◆ **SUPPLIED DATA**:
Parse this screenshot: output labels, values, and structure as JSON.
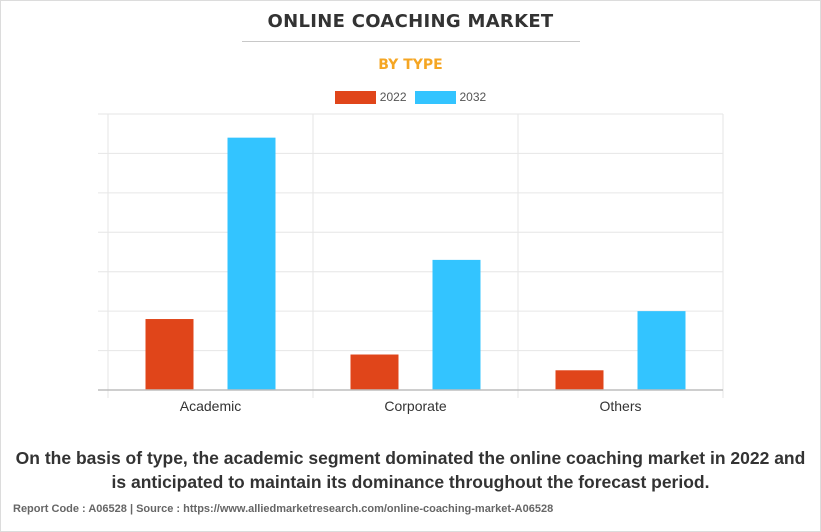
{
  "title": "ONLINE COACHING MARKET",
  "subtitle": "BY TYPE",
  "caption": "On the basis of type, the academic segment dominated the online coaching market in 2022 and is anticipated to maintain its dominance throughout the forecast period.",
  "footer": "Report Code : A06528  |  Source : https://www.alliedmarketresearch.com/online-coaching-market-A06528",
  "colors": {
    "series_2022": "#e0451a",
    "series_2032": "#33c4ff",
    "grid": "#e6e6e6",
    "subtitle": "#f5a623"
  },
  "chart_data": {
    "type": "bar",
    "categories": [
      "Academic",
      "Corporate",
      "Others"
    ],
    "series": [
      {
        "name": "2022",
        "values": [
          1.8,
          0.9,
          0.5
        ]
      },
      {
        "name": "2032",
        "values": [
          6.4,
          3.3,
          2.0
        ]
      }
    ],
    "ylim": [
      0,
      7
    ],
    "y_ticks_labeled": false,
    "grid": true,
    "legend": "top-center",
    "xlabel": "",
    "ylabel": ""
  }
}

--

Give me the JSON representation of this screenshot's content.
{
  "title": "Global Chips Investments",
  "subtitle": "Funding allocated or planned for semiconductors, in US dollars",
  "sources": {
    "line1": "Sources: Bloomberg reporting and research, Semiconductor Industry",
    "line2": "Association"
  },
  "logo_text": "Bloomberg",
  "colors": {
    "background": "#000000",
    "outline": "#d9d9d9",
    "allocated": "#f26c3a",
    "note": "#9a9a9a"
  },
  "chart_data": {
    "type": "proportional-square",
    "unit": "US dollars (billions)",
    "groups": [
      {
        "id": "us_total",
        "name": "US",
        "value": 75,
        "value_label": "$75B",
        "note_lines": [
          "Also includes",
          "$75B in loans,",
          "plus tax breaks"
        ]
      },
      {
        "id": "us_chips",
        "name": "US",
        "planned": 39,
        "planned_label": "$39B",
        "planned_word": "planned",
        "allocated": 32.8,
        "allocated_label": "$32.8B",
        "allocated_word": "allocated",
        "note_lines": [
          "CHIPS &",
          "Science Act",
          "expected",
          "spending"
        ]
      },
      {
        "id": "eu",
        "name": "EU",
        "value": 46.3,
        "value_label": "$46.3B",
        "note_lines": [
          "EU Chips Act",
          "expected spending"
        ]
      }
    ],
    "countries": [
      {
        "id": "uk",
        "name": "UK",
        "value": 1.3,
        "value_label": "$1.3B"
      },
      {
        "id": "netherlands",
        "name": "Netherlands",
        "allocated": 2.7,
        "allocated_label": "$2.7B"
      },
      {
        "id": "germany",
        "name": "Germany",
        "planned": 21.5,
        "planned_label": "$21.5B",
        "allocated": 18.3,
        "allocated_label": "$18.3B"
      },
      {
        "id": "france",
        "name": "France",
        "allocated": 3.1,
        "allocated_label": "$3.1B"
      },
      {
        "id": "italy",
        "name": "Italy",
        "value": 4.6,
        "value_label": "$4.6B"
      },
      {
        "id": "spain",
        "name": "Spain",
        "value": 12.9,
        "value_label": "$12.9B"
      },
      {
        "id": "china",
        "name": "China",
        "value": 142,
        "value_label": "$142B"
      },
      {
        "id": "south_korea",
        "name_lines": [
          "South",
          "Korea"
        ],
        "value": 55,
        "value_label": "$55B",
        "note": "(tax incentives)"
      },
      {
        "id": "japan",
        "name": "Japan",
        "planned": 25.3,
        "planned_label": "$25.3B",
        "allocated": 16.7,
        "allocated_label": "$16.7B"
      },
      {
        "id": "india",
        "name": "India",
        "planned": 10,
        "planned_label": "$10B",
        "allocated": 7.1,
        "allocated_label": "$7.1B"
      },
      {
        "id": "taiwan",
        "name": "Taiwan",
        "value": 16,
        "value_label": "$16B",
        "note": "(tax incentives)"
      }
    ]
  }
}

◆ **SET PROBLEM**: Read through the entries and copy each line in which "subtitle" appears.

◆ **EXPECTED OUTPUT**:
  "subtitle": "BY TYPE",
    "subtitle": "#f5a623"
  "subtitle": "Funding allocated or planned for semiconductors, in US dollars",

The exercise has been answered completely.